What is being asked -> Every record should be copied exactly, except that pictures are to be omitted.

Stored records ->
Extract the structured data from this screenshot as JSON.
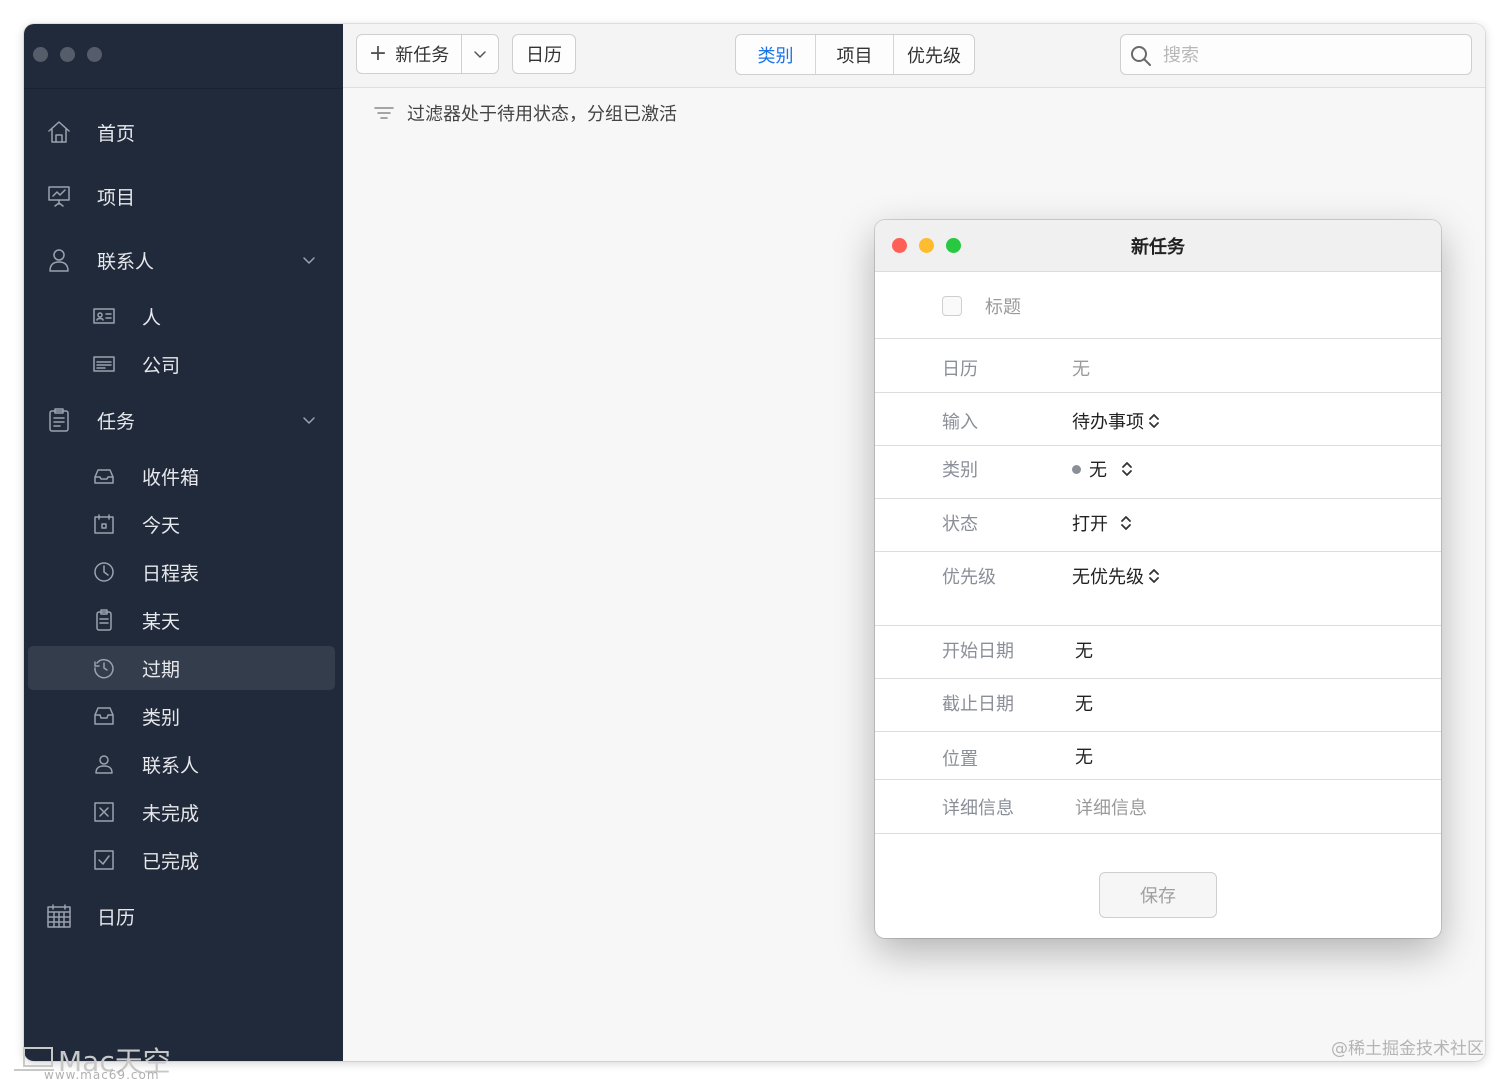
{
  "sidebar": {
    "items": [
      {
        "label": "首页",
        "icon": "home-icon"
      },
      {
        "label": "项目",
        "icon": "presentation-board-icon"
      },
      {
        "label": "联系人",
        "icon": "person-icon"
      },
      {
        "label": "人",
        "icon": "id-card-icon"
      },
      {
        "label": "公司",
        "icon": "business-card-icon"
      },
      {
        "label": "任务",
        "icon": "clipboard-list-icon"
      },
      {
        "label": "收件箱",
        "icon": "inbox-tray-icon"
      },
      {
        "label": "今天",
        "icon": "calendar-day-icon"
      },
      {
        "label": "日程表",
        "icon": "clock-icon"
      },
      {
        "label": "某天",
        "icon": "clipboard-icon"
      },
      {
        "label": "过期",
        "icon": "clock-history-icon"
      },
      {
        "label": "类别",
        "icon": "tray-icon"
      },
      {
        "label": "联系人",
        "icon": "person-icon"
      },
      {
        "label": "未完成",
        "icon": "x-box-icon"
      },
      {
        "label": "已完成",
        "icon": "check-box-icon"
      },
      {
        "label": "日历",
        "icon": "calendar-grid-icon"
      }
    ]
  },
  "toolbar": {
    "new_task": "新任务",
    "calendar": "日历",
    "segments": [
      "类别",
      "项目",
      "优先级"
    ],
    "search_placeholder": "搜索"
  },
  "filter_status": "过滤器处于待用状态，分组已激活",
  "dialog": {
    "title": "新任务",
    "title_placeholder": "标题",
    "fields": [
      {
        "key": "日历",
        "value": "无"
      },
      {
        "key": "输入",
        "value": "待办事项"
      },
      {
        "key": "类别",
        "value": "无"
      },
      {
        "key": "状态",
        "value": "打开"
      },
      {
        "key": "优先级",
        "value": "无优先级"
      },
      {
        "key": "开始日期",
        "value": "无"
      },
      {
        "key": "截止日期",
        "value": "无"
      },
      {
        "key": "位置",
        "value": "无"
      },
      {
        "key": "详细信息",
        "value": "详细信息"
      }
    ],
    "save": "保存"
  },
  "watermarks": {
    "left_brand": "Mac天空",
    "left_url": "www.mac69.com",
    "right": "@稀土掘金技术社区"
  },
  "colors": {
    "sidebar_bg": "#212a3a",
    "accent": "#1a73e8",
    "close": "#fe5f57",
    "minimize": "#febc2e",
    "zoom": "#28c840"
  }
}
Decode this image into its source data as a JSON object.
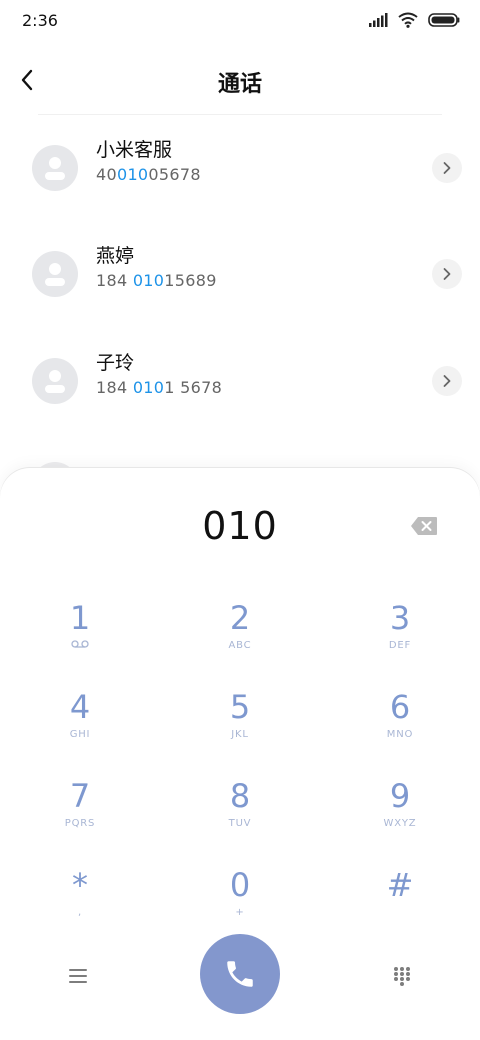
{
  "status_bar": {
    "time": "2:36"
  },
  "header": {
    "title": "通话"
  },
  "contacts": [
    {
      "name": "小米客服",
      "number_pre": "40",
      "number_match": "010",
      "number_post": "05678"
    },
    {
      "name": "燕婷",
      "number_pre": "184 ",
      "number_match": "010",
      "number_post": "15689"
    },
    {
      "name": "子玲",
      "number_pre": "184 ",
      "number_match": "010",
      "number_post": "1 5678"
    }
  ],
  "dialer": {
    "input": "010",
    "keys": [
      {
        "digit": "1",
        "sub": ""
      },
      {
        "digit": "2",
        "sub": "ABC"
      },
      {
        "digit": "3",
        "sub": "DEF"
      },
      {
        "digit": "4",
        "sub": "GHI"
      },
      {
        "digit": "5",
        "sub": "JKL"
      },
      {
        "digit": "6",
        "sub": "MNO"
      },
      {
        "digit": "7",
        "sub": "PQRS"
      },
      {
        "digit": "8",
        "sub": "TUV"
      },
      {
        "digit": "9",
        "sub": "WXYZ"
      },
      {
        "digit": "*",
        "sub": ","
      },
      {
        "digit": "0",
        "sub": "+"
      },
      {
        "digit": "#",
        "sub": ""
      }
    ]
  },
  "colors": {
    "accent": "#1e93e8",
    "key_digit": "#7e98cf",
    "call_button": "#8397cd"
  },
  "icons": {
    "voicemail": "voicemail-icon",
    "backspace": "backspace-icon",
    "menu": "menu-icon",
    "call": "phone-icon",
    "keypad": "keypad-icon"
  }
}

Exercise result ->
Extract the structured data from this screenshot as JSON.
{
  "sidebar": {
    "items": [
      {
        "label": "首页",
        "icon": "home-icon"
      },
      {
        "label": "项目",
        "icon": "presentation-board-icon"
      },
      {
        "label": "联系人",
        "icon": "person-icon"
      },
      {
        "label": "人",
        "icon": "id-card-icon"
      },
      {
        "label": "公司",
        "icon": "business-card-icon"
      },
      {
        "label": "任务",
        "icon": "clipboard-list-icon"
      },
      {
        "label": "收件箱",
        "icon": "inbox-tray-icon"
      },
      {
        "label": "今天",
        "icon": "calendar-day-icon"
      },
      {
        "label": "日程表",
        "icon": "clock-icon"
      },
      {
        "label": "某天",
        "icon": "clipboard-icon"
      },
      {
        "label": "过期",
        "icon": "clock-history-icon"
      },
      {
        "label": "类别",
        "icon": "tray-icon"
      },
      {
        "label": "联系人",
        "icon": "person-icon"
      },
      {
        "label": "未完成",
        "icon": "x-box-icon"
      },
      {
        "label": "已完成",
        "icon": "check-box-icon"
      },
      {
        "label": "日历",
        "icon": "calendar-grid-icon"
      }
    ]
  },
  "toolbar": {
    "new_task": "新任务",
    "calendar": "日历",
    "segments": [
      "类别",
      "项目",
      "优先级"
    ],
    "search_placeholder": "搜索"
  },
  "filter_status": "过滤器处于待用状态，分组已激活",
  "dialog": {
    "title": "新任务",
    "title_placeholder": "标题",
    "fields": [
      {
        "key": "日历",
        "value": "无"
      },
      {
        "key": "输入",
        "value": "待办事项"
      },
      {
        "key": "类别",
        "value": "无"
      },
      {
        "key": "状态",
        "value": "打开"
      },
      {
        "key": "优先级",
        "value": "无优先级"
      },
      {
        "key": "开始日期",
        "value": "无"
      },
      {
        "key": "截止日期",
        "value": "无"
      },
      {
        "key": "位置",
        "value": "无"
      },
      {
        "key": "详细信息",
        "value": "详细信息"
      }
    ],
    "save": "保存"
  },
  "watermarks": {
    "left_brand": "Mac天空",
    "left_url": "www.mac69.com",
    "right": "@稀土掘金技术社区"
  },
  "colors": {
    "sidebar_bg": "#212a3a",
    "accent": "#1a73e8",
    "close": "#fe5f57",
    "minimize": "#febc2e",
    "zoom": "#28c840"
  }
}
Decode this image into its source data as a JSON object.
{
  "status_bar": {
    "time": "2:36"
  },
  "header": {
    "title": "通话"
  },
  "contacts": [
    {
      "name": "小米客服",
      "number_pre": "40",
      "number_match": "010",
      "number_post": "05678"
    },
    {
      "name": "燕婷",
      "number_pre": "184 ",
      "number_match": "010",
      "number_post": "15689"
    },
    {
      "name": "子玲",
      "number_pre": "184 ",
      "number_match": "010",
      "number_post": "1 5678"
    }
  ],
  "dialer": {
    "input": "010",
    "keys": [
      {
        "digit": "1",
        "sub": ""
      },
      {
        "digit": "2",
        "sub": "ABC"
      },
      {
        "digit": "3",
        "sub": "DEF"
      },
      {
        "digit": "4",
        "sub": "GHI"
      },
      {
        "digit": "5",
        "sub": "JKL"
      },
      {
        "digit": "6",
        "sub": "MNO"
      },
      {
        "digit": "7",
        "sub": "PQRS"
      },
      {
        "digit": "8",
        "sub": "TUV"
      },
      {
        "digit": "9",
        "sub": "WXYZ"
      },
      {
        "digit": "*",
        "sub": ","
      },
      {
        "digit": "0",
        "sub": "+"
      },
      {
        "digit": "#",
        "sub": ""
      }
    ]
  },
  "colors": {
    "accent": "#1e93e8",
    "key_digit": "#7e98cf",
    "call_button": "#8397cd"
  },
  "icons": {
    "voicemail": "voicemail-icon",
    "backspace": "backspace-icon",
    "menu": "menu-icon",
    "call": "phone-icon",
    "keypad": "keypad-icon"
  }
}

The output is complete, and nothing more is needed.